=== PROBLEM TO WORK ON ===
Please repeat all of the listing exactly.

(Data records)
....................
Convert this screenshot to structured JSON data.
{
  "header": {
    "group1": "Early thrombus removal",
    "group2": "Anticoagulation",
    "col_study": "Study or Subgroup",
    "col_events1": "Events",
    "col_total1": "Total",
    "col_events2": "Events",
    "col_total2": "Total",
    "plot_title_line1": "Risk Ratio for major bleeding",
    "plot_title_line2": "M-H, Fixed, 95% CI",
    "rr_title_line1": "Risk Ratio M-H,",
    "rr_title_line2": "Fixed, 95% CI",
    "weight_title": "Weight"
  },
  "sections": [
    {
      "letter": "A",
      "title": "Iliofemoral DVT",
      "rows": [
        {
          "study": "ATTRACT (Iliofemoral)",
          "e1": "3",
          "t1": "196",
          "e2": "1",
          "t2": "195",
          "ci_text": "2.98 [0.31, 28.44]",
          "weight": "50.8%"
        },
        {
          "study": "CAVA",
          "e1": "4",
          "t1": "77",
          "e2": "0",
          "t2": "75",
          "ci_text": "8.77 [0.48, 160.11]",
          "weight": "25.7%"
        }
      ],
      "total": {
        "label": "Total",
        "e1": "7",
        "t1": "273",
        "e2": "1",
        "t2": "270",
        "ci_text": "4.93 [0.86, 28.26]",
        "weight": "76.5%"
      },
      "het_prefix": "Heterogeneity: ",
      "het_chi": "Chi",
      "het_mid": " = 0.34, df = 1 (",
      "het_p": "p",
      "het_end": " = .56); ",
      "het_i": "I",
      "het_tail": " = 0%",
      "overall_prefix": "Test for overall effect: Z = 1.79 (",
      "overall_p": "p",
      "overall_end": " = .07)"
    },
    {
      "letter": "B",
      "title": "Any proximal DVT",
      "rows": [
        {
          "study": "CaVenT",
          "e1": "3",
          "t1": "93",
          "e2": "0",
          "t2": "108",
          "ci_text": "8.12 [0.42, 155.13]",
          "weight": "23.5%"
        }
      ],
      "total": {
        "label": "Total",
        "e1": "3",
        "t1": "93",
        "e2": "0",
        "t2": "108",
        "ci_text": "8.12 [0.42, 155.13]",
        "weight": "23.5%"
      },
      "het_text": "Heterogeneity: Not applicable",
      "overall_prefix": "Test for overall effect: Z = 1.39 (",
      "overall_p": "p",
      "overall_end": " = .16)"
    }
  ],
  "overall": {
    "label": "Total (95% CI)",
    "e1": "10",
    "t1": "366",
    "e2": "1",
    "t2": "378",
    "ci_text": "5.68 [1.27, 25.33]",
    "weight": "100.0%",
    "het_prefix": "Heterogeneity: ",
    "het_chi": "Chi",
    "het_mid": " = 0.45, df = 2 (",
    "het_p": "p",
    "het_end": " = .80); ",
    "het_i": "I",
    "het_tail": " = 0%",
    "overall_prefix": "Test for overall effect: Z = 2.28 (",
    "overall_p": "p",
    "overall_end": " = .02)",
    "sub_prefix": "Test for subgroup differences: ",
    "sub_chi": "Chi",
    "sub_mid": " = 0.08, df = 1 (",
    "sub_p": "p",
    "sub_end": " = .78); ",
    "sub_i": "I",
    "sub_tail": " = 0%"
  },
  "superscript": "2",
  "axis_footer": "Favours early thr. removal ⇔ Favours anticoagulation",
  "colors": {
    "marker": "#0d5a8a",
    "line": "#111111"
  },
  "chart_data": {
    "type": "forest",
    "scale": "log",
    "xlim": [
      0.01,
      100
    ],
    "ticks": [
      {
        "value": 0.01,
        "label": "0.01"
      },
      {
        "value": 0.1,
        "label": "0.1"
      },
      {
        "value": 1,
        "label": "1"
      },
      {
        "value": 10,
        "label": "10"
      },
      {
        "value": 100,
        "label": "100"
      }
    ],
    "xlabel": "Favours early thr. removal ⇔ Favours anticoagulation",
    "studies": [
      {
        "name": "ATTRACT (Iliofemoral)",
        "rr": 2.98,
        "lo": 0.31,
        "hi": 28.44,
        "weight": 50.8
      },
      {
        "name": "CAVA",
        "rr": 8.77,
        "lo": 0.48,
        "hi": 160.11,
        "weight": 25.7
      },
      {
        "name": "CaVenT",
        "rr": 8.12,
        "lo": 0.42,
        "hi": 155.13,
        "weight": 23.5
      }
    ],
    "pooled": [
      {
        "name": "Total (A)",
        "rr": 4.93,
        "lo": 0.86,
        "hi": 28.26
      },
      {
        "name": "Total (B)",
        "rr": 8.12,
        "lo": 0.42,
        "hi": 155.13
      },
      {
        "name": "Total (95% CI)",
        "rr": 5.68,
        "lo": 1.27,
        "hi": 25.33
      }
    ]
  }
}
....................
=== COMPLETED EXERCISE ===
Convert this screenshot to structured JSON data.
{
  "header": {
    "group1": "Early thrombus removal",
    "group2": "Anticoagulation",
    "col_study": "Study or Subgroup",
    "col_events1": "Events",
    "col_total1": "Total",
    "col_events2": "Events",
    "col_total2": "Total",
    "plot_title_line1": "Risk Ratio for major bleeding",
    "plot_title_line2": "M-H, Fixed, 95% CI",
    "rr_title_line1": "Risk Ratio M-H,",
    "rr_title_line2": "Fixed, 95% CI",
    "weight_title": "Weight"
  },
  "sections": [
    {
      "letter": "A",
      "title": "Iliofemoral DVT",
      "rows": [
        {
          "study": "ATTRACT (Iliofemoral)",
          "e1": "3",
          "t1": "196",
          "e2": "1",
          "t2": "195",
          "ci_text": "2.98 [0.31, 28.44]",
          "weight": "50.8%"
        },
        {
          "study": "CAVA",
          "e1": "4",
          "t1": "77",
          "e2": "0",
          "t2": "75",
          "ci_text": "8.77 [0.48, 160.11]",
          "weight": "25.7%"
        }
      ],
      "total": {
        "label": "Total",
        "e1": "7",
        "t1": "273",
        "e2": "1",
        "t2": "270",
        "ci_text": "4.93 [0.86, 28.26]",
        "weight": "76.5%"
      },
      "het_prefix": "Heterogeneity: ",
      "het_chi": "Chi",
      "het_mid": " = 0.34, df = 1 (",
      "het_p": "p",
      "het_end": " = .56); ",
      "het_i": "I",
      "het_tail": " = 0%",
      "overall_prefix": "Test for overall effect: Z = 1.79 (",
      "overall_p": "p",
      "overall_end": " = .07)"
    },
    {
      "letter": "B",
      "title": "Any proximal DVT",
      "rows": [
        {
          "study": "CaVenT",
          "e1": "3",
          "t1": "93",
          "e2": "0",
          "t2": "108",
          "ci_text": "8.12 [0.42, 155.13]",
          "weight": "23.5%"
        }
      ],
      "total": {
        "label": "Total",
        "e1": "3",
        "t1": "93",
        "e2": "0",
        "t2": "108",
        "ci_text": "8.12 [0.42, 155.13]",
        "weight": "23.5%"
      },
      "het_text": "Heterogeneity: Not applicable",
      "overall_prefix": "Test for overall effect: Z = 1.39 (",
      "overall_p": "p",
      "overall_end": " = .16)"
    }
  ],
  "overall": {
    "label": "Total (95% CI)",
    "e1": "10",
    "t1": "366",
    "e2": "1",
    "t2": "378",
    "ci_text": "5.68 [1.27, 25.33]",
    "weight": "100.0%",
    "het_prefix": "Heterogeneity: ",
    "het_chi": "Chi",
    "het_mid": " = 0.45, df = 2 (",
    "het_p": "p",
    "het_end": " = .80); ",
    "het_i": "I",
    "het_tail": " = 0%",
    "overall_prefix": "Test for overall effect: Z = 2.28 (",
    "overall_p": "p",
    "overall_end": " = .02)",
    "sub_prefix": "Test for subgroup differences: ",
    "sub_chi": "Chi",
    "sub_mid": " = 0.08, df = 1 (",
    "sub_p": "p",
    "sub_end": " = .78); ",
    "sub_i": "I",
    "sub_tail": " = 0%"
  },
  "superscript": "2",
  "axis_footer": "Favours early thr. removal ⇔ Favours anticoagulation",
  "colors": {
    "marker": "#0d5a8a",
    "line": "#111111"
  },
  "chart_data": {
    "type": "forest",
    "scale": "log",
    "xlim": [
      0.01,
      100
    ],
    "ticks": [
      {
        "value": 0.01,
        "label": "0.01"
      },
      {
        "value": 0.1,
        "label": "0.1"
      },
      {
        "value": 1,
        "label": "1"
      },
      {
        "value": 10,
        "label": "10"
      },
      {
        "value": 100,
        "label": "100"
      }
    ],
    "xlabel": "Favours early thr. removal ⇔ Favours anticoagulation",
    "studies": [
      {
        "name": "ATTRACT (Iliofemoral)",
        "rr": 2.98,
        "lo": 0.31,
        "hi": 28.44,
        "weight": 50.8
      },
      {
        "name": "CAVA",
        "rr": 8.77,
        "lo": 0.48,
        "hi": 160.11,
        "weight": 25.7
      },
      {
        "name": "CaVenT",
        "rr": 8.12,
        "lo": 0.42,
        "hi": 155.13,
        "weight": 23.5
      }
    ],
    "pooled": [
      {
        "name": "Total (A)",
        "rr": 4.93,
        "lo": 0.86,
        "hi": 28.26
      },
      {
        "name": "Total (B)",
        "rr": 8.12,
        "lo": 0.42,
        "hi": 155.13
      },
      {
        "name": "Total (95% CI)",
        "rr": 5.68,
        "lo": 1.27,
        "hi": 25.33
      }
    ]
  }
}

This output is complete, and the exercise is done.